Data entries:
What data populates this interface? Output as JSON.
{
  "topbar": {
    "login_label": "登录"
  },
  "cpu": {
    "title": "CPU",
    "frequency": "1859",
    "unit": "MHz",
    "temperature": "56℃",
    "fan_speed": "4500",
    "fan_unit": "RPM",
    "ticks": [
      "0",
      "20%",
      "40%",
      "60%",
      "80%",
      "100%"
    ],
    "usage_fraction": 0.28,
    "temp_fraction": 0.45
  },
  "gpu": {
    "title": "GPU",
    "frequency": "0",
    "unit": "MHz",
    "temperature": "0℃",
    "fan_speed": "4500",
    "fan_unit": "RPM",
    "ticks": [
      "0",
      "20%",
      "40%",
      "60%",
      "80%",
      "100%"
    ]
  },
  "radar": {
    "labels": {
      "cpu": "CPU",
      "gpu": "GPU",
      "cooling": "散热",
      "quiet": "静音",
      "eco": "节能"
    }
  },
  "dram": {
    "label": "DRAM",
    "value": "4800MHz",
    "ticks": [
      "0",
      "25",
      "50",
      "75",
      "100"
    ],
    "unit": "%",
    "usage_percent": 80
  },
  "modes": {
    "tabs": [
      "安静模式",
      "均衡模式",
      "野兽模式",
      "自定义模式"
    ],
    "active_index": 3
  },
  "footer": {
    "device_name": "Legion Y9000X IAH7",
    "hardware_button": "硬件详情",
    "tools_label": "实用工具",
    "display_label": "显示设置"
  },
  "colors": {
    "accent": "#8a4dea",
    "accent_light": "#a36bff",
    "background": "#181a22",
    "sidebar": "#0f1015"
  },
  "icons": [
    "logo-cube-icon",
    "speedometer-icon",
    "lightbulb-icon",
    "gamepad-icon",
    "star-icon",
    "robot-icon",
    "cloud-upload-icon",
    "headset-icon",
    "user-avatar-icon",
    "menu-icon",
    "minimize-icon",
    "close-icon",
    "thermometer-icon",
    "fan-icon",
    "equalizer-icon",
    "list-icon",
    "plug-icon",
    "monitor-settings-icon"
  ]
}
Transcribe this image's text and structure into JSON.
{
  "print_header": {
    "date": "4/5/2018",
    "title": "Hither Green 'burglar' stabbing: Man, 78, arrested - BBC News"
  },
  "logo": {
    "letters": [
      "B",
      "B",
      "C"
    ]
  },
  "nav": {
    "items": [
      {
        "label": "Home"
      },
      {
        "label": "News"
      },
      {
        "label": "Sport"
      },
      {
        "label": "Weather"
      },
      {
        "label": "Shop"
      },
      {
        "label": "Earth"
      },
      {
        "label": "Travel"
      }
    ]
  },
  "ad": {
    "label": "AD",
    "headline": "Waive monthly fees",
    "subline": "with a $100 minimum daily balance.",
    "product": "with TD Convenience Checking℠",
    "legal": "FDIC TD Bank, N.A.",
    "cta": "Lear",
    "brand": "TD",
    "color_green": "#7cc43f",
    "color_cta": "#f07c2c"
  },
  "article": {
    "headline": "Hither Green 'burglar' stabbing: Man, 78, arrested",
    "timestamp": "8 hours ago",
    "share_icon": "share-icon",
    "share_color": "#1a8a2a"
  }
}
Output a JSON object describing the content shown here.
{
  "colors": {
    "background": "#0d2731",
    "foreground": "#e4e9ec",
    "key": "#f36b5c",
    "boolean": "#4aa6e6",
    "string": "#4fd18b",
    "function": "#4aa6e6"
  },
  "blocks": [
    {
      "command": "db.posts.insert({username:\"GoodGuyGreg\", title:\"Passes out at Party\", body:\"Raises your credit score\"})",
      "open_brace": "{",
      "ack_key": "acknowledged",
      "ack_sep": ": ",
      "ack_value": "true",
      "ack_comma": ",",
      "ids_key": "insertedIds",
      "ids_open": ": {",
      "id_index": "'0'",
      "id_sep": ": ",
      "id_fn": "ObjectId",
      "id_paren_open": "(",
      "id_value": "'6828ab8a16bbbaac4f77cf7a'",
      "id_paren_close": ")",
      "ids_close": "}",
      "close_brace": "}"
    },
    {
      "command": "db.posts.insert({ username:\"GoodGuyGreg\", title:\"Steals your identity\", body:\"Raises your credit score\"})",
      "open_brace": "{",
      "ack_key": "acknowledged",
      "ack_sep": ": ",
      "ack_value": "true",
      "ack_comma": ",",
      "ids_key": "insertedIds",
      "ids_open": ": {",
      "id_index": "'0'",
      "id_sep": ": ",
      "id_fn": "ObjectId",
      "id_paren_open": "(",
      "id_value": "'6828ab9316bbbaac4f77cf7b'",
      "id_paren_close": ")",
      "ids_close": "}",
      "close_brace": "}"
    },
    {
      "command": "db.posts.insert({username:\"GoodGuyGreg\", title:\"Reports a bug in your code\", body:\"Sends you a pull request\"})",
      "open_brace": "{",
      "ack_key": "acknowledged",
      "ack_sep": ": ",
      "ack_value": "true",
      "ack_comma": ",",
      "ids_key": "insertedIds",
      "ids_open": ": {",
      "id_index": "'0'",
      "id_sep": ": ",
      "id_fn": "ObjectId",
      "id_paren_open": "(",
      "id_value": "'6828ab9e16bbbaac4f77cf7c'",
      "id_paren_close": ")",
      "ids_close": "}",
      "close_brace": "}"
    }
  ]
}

• _WHAT TO DO_: Reproduce the material precisely, including every line.

• _EXERCISE ANSWER_:
What data populates this interface? Output as JSON.
{
  "topbar": {
    "login_label": "登录"
  },
  "cpu": {
    "title": "CPU",
    "frequency": "1859",
    "unit": "MHz",
    "temperature": "56℃",
    "fan_speed": "4500",
    "fan_unit": "RPM",
    "ticks": [
      "0",
      "20%",
      "40%",
      "60%",
      "80%",
      "100%"
    ],
    "usage_fraction": 0.28,
    "temp_fraction": 0.45
  },
  "gpu": {
    "title": "GPU",
    "frequency": "0",
    "unit": "MHz",
    "temperature": "0℃",
    "fan_speed": "4500",
    "fan_unit": "RPM",
    "ticks": [
      "0",
      "20%",
      "40%",
      "60%",
      "80%",
      "100%"
    ]
  },
  "radar": {
    "labels": {
      "cpu": "CPU",
      "gpu": "GPU",
      "cooling": "散热",
      "quiet": "静音",
      "eco": "节能"
    }
  },
  "dram": {
    "label": "DRAM",
    "value": "4800MHz",
    "ticks": [
      "0",
      "25",
      "50",
      "75",
      "100"
    ],
    "unit": "%",
    "usage_percent": 80
  },
  "modes": {
    "tabs": [
      "安静模式",
      "均衡模式",
      "野兽模式",
      "自定义模式"
    ],
    "active_index": 3
  },
  "footer": {
    "device_name": "Legion Y9000X IAH7",
    "hardware_button": "硬件详情",
    "tools_label": "实用工具",
    "display_label": "显示设置"
  },
  "colors": {
    "accent": "#8a4dea",
    "accent_light": "#a36bff",
    "background": "#181a22",
    "sidebar": "#0f1015"
  },
  "icons": [
    "logo-cube-icon",
    "speedometer-icon",
    "lightbulb-icon",
    "gamepad-icon",
    "star-icon",
    "robot-icon",
    "cloud-upload-icon",
    "headset-icon",
    "user-avatar-icon",
    "menu-icon",
    "minimize-icon",
    "close-icon",
    "thermometer-icon",
    "fan-icon",
    "equalizer-icon",
    "list-icon",
    "plug-icon",
    "monitor-settings-icon"
  ]
}
Transcribe this image's text and structure into JSON.
{
  "print_header": {
    "date": "4/5/2018",
    "title": "Hither Green 'burglar' stabbing: Man, 78, arrested - BBC News"
  },
  "logo": {
    "letters": [
      "B",
      "B",
      "C"
    ]
  },
  "nav": {
    "items": [
      {
        "label": "Home"
      },
      {
        "label": "News"
      },
      {
        "label": "Sport"
      },
      {
        "label": "Weather"
      },
      {
        "label": "Shop"
      },
      {
        "label": "Earth"
      },
      {
        "label": "Travel"
      }
    ]
  },
  "ad": {
    "label": "AD",
    "headline": "Waive monthly fees",
    "subline": "with a $100 minimum daily balance.",
    "product": "with TD Convenience Checking℠",
    "legal": "FDIC TD Bank, N.A.",
    "cta": "Lear",
    "brand": "TD",
    "color_green": "#7cc43f",
    "color_cta": "#f07c2c"
  },
  "article": {
    "headline": "Hither Green 'burglar' stabbing: Man, 78, arrested",
    "timestamp": "8 hours ago",
    "share_icon": "share-icon",
    "share_color": "#1a8a2a"
  }
}
Output a JSON object describing the content shown here.
{
  "colors": {
    "background": "#0d2731",
    "foreground": "#e4e9ec",
    "key": "#f36b5c",
    "boolean": "#4aa6e6",
    "string": "#4fd18b",
    "function": "#4aa6e6"
  },
  "blocks": [
    {
      "command": "db.posts.insert({username:\"GoodGuyGreg\", title:\"Passes out at Party\", body:\"Raises your credit score\"})",
      "open_brace": "{",
      "ack_key": "acknowledged",
      "ack_sep": ": ",
      "ack_value": "true",
      "ack_comma": ",",
      "ids_key": "insertedIds",
      "ids_open": ": {",
      "id_index": "'0'",
      "id_sep": ": ",
      "id_fn": "ObjectId",
      "id_paren_open": "(",
      "id_value": "'6828ab8a16bbbaac4f77cf7a'",
      "id_paren_close": ")",
      "ids_close": "}",
      "close_brace": "}"
    },
    {
      "command": "db.posts.insert({ username:\"GoodGuyGreg\", title:\"Steals your identity\", body:\"Raises your credit score\"})",
      "open_brace": "{",
      "ack_key": "acknowledged",
      "ack_sep": ": ",
      "ack_value": "true",
      "ack_comma": ",",
      "ids_key": "insertedIds",
      "ids_open": ": {",
      "id_index": "'0'",
      "id_sep": ": ",
      "id_fn": "ObjectId",
      "id_paren_open": "(",
      "id_value": "'6828ab9316bbbaac4f77cf7b'",
      "id_paren_close": ")",
      "ids_close": "}",
      "close_brace": "}"
    },
    {
      "command": "db.posts.insert({username:\"GoodGuyGreg\", title:\"Reports a bug in your code\", body:\"Sends you a pull request\"})",
      "open_brace": "{",
      "ack_key": "acknowledged",
      "ack_sep": ": ",
      "ack_value": "true",
      "ack_comma": ",",
      "ids_key": "insertedIds",
      "ids_open": ": {",
      "id_index": "'0'",
      "id_sep": ": ",
      "id_fn": "ObjectId",
      "id_paren_open": "(",
      "id_value": "'6828ab9e16bbbaac4f77cf7c'",
      "id_paren_close": ")",
      "ids_close": "}",
      "close_brace": "}"
    }
  ]
}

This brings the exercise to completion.